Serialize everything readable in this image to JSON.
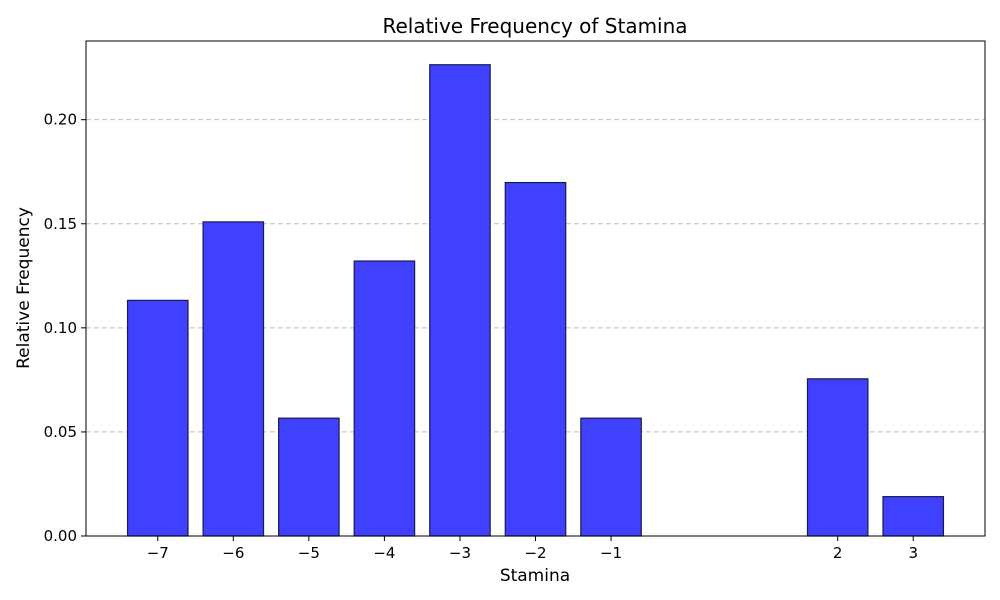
{
  "chart_data": {
    "type": "bar",
    "title": "Relative Frequency of Stamina",
    "xlabel": "Stamina",
    "ylabel": "Relative Frequency",
    "x": [
      -7,
      -6,
      -5,
      -4,
      -3,
      -2,
      -1,
      2,
      3
    ],
    "x_tick_labels": [
      "−7",
      "−6",
      "−5",
      "−4",
      "−3",
      "−2",
      "−1",
      "2",
      "3"
    ],
    "values": [
      0.1132,
      0.1509,
      0.0566,
      0.1321,
      0.2264,
      0.1698,
      0.0566,
      0.0755,
      0.0189
    ],
    "y_ticks": [
      0.0,
      0.05,
      0.1,
      0.15,
      0.2
    ],
    "y_tick_labels": [
      "0.00",
      "0.05",
      "0.10",
      "0.15",
      "0.20"
    ],
    "xlim": [
      -7.95,
      3.95
    ],
    "ylim": [
      0,
      0.2378
    ],
    "bar_width": 0.8,
    "grid": "y-dashed",
    "bar_color": "#4040ff",
    "bar_edge_color": "#1a1a4d"
  }
}
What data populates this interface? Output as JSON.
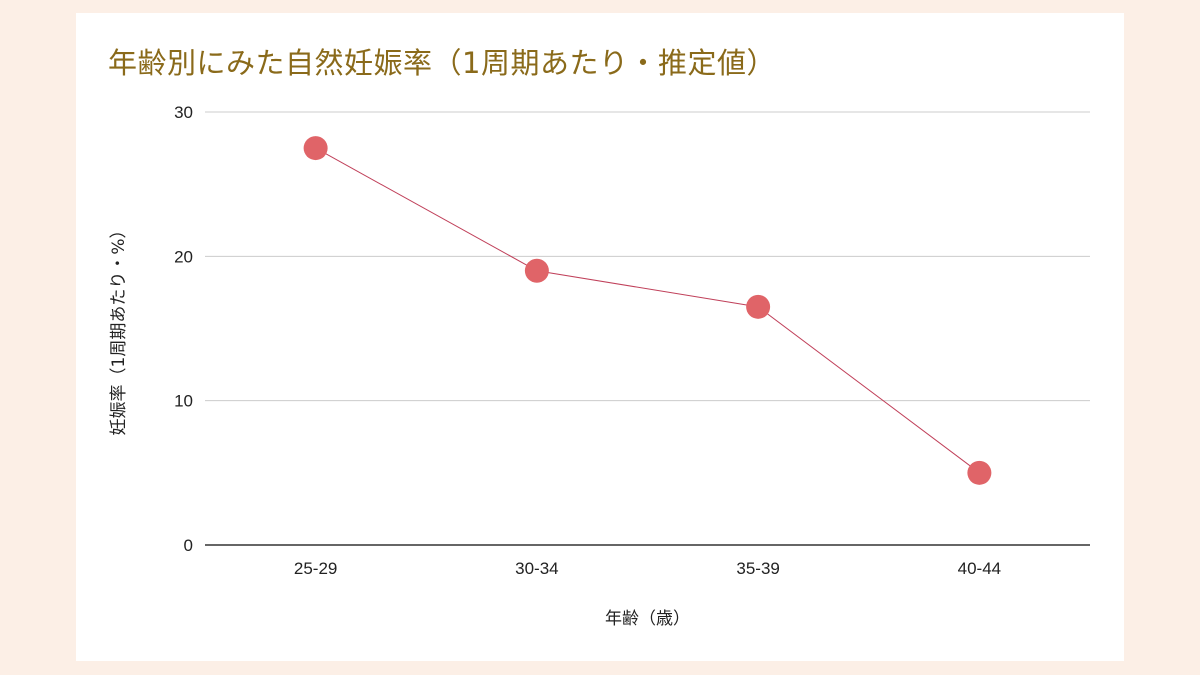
{
  "chart_data": {
    "type": "line",
    "title": "年齢別にみた自然妊娠率（1周期あたり・推定値）",
    "xlabel": "年齢（歳）",
    "ylabel": "妊娠率（1周期あたり・%）",
    "categories": [
      "25-29",
      "30-34",
      "35-39",
      "40-44"
    ],
    "series": [
      {
        "values": [
          27.5,
          19,
          16.5,
          5
        ]
      }
    ],
    "ylim": [
      0,
      30
    ],
    "yticks": [
      "0",
      "10",
      "20",
      "30"
    ],
    "grid": true,
    "legend": "none",
    "colors": {
      "marker": "#e06468",
      "line": "#c0405a",
      "title": "#8a6a1a",
      "grid": "#cccccc",
      "axis": "#333333"
    }
  }
}
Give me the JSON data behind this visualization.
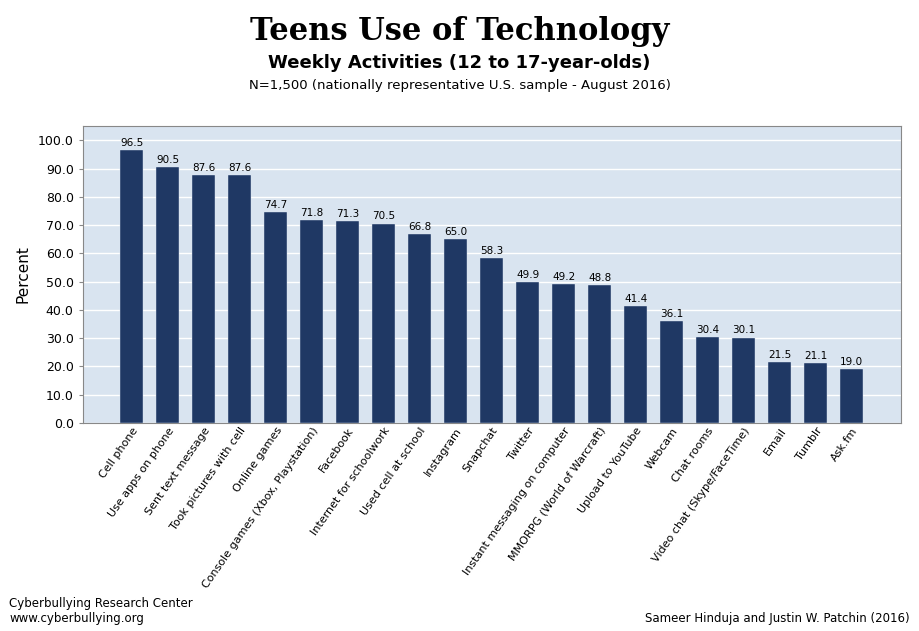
{
  "title": "Teens Use of Technology",
  "subtitle": "Weekly Activities (12 to 17-year-olds)",
  "subtitle2": "N=1,500 (nationally representative U.S. sample - August 2016)",
  "ylabel": "Percent",
  "categories": [
    "Cell phone",
    "Use apps on phone",
    "Sent text message",
    "Took pictures with cell",
    "Online games",
    "Console games (Xbox, Playstation)",
    "Facebook",
    "Internet for schoolwork",
    "Used cell at school",
    "Instagram",
    "Snapchat",
    "Twitter",
    "Instant messaging on computer",
    "MMORPG (World of Warcraft)",
    "Upload to YouTube",
    "Webcam",
    "Chat rooms",
    "Video chat (Skype/FaceTime)",
    "Email",
    "Tumblr",
    "Ask.fm"
  ],
  "values": [
    96.5,
    90.5,
    87.6,
    87.6,
    74.7,
    71.8,
    71.3,
    70.5,
    66.8,
    65.0,
    58.3,
    49.9,
    49.2,
    48.8,
    41.4,
    36.1,
    30.4,
    30.1,
    21.5,
    21.1,
    19.0
  ],
  "bar_color": "#1F3864",
  "background_color": "#D9E4F0",
  "ylim": [
    0,
    105
  ],
  "yticks": [
    0.0,
    10.0,
    20.0,
    30.0,
    40.0,
    50.0,
    60.0,
    70.0,
    80.0,
    90.0,
    100.0
  ],
  "footer_left1": "Cyberbullying Research Center",
  "footer_left2": "www.cyberbullying.org",
  "footer_right": "Sameer Hinduja and Justin W. Patchin (2016)",
  "title_fontsize": 22,
  "subtitle_fontsize": 13,
  "subtitle2_fontsize": 9.5,
  "ylabel_fontsize": 11,
  "tick_fontsize": 9,
  "label_fontsize": 8,
  "value_fontsize": 7.5
}
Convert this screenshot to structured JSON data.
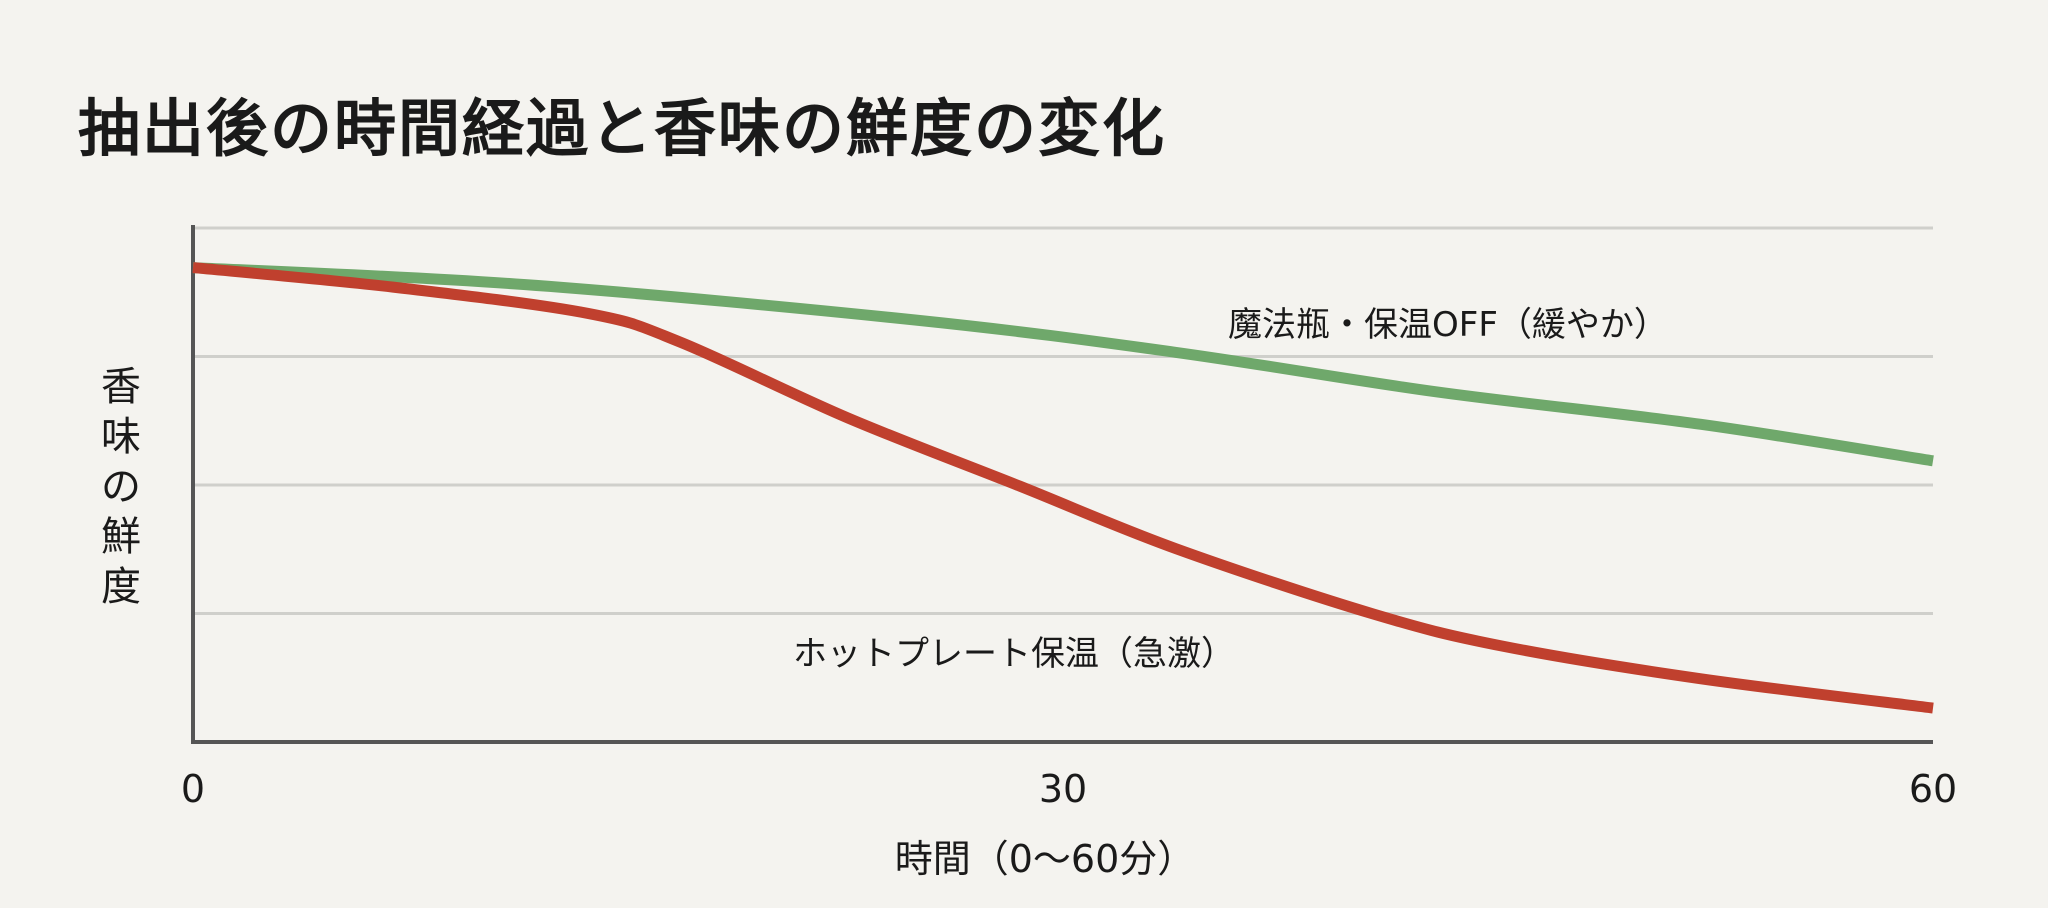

====

# [The task]
Can the entries above be repeated exactly, without their pictures?

# [Finished exercise]
Serialize everything readable in this image to JSON.
{
  "chart_data": {
    "type": "bar",
    "title": "Relative Frequency of Stamina",
    "xlabel": "Stamina",
    "ylabel": "Relative Frequency",
    "x": [
      -7,
      -6,
      -5,
      -4,
      -3,
      -2,
      -1,
      2,
      3
    ],
    "x_tick_labels": [
      "−7",
      "−6",
      "−5",
      "−4",
      "−3",
      "−2",
      "−1",
      "2",
      "3"
    ],
    "values": [
      0.1132,
      0.1509,
      0.0566,
      0.1321,
      0.2264,
      0.1698,
      0.0566,
      0.0755,
      0.0189
    ],
    "y_ticks": [
      0.0,
      0.05,
      0.1,
      0.15,
      0.2
    ],
    "y_tick_labels": [
      "0.00",
      "0.05",
      "0.10",
      "0.15",
      "0.20"
    ],
    "xlim": [
      -7.95,
      3.95
    ],
    "ylim": [
      0,
      0.2378
    ],
    "bar_width": 0.8,
    "grid": "y-dashed",
    "bar_color": "#4040ff",
    "bar_edge_color": "#1a1a4d"
  }
}
What data populates this interface? Output as JSON.
{
  "chart_data": {
    "type": "line",
    "title": "年齢別にみた自然妊娠率（1周期あたり・推定値）",
    "xlabel": "年齢（歳）",
    "ylabel": "妊娠率（1周期あたり・%）",
    "categories": [
      "25-29",
      "30-34",
      "35-39",
      "40-44"
    ],
    "series": [
      {
        "values": [
          27.5,
          19,
          16.5,
          5
        ]
      }
    ],
    "ylim": [
      0,
      30
    ],
    "yticks": [
      "0",
      "10",
      "20",
      "30"
    ],
    "grid": true,
    "legend": "none",
    "colors": {
      "marker": "#e06468",
      "line": "#c0405a",
      "title": "#8a6a1a",
      "grid": "#cccccc",
      "axis": "#333333"
    }
  }
}
Give me the JSON data behind this visualization.
{
  "title": "Teens Use of Technology",
  "subtitle": "Weekly Activities (12 to 17-year-olds)",
  "subtitle2": "N=1,500 (nationally representative U.S. sample - August 2016)",
  "ylabel": "Percent",
  "categories": [
    "Cell phone",
    "Use apps on phone",
    "Sent text message",
    "Took pictures with cell",
    "Online games",
    "Console games (Xbox, Playstation)",
    "Facebook",
    "Internet for schoolwork",
    "Used cell at school",
    "Instagram",
    "Snapchat",
    "Twitter",
    "Instant messaging on computer",
    "MMORPG (World of Warcraft)",
    "Upload to YouTube",
    "Webcam",
    "Chat rooms",
    "Video chat (Skype/FaceTime)",
    "Email",
    "Tumblr",
    "Ask.fm"
  ],
  "values": [
    96.5,
    90.5,
    87.6,
    87.6,
    74.7,
    71.8,
    71.3,
    70.5,
    66.8,
    65.0,
    58.3,
    49.9,
    49.2,
    48.8,
    41.4,
    36.1,
    30.4,
    30.1,
    21.5,
    21.1,
    19.0
  ],
  "bar_color": "#1F3864",
  "background_color": "#D9E4F0",
  "ylim": [
    0,
    105
  ],
  "yticks": [
    0.0,
    10.0,
    20.0,
    30.0,
    40.0,
    50.0,
    60.0,
    70.0,
    80.0,
    90.0,
    100.0
  ],
  "footer_left1": "Cyberbullying Research Center",
  "footer_left2": "www.cyberbullying.org",
  "footer_right": "Sameer Hinduja and Justin W. Patchin (2016)",
  "title_fontsize": 22,
  "subtitle_fontsize": 13,
  "subtitle2_fontsize": 9.5,
  "ylabel_fontsize": 11,
  "tick_fontsize": 9,
  "label_fontsize": 8,
  "value_fontsize": 7.5
}
Convert this screenshot to structured JSON data.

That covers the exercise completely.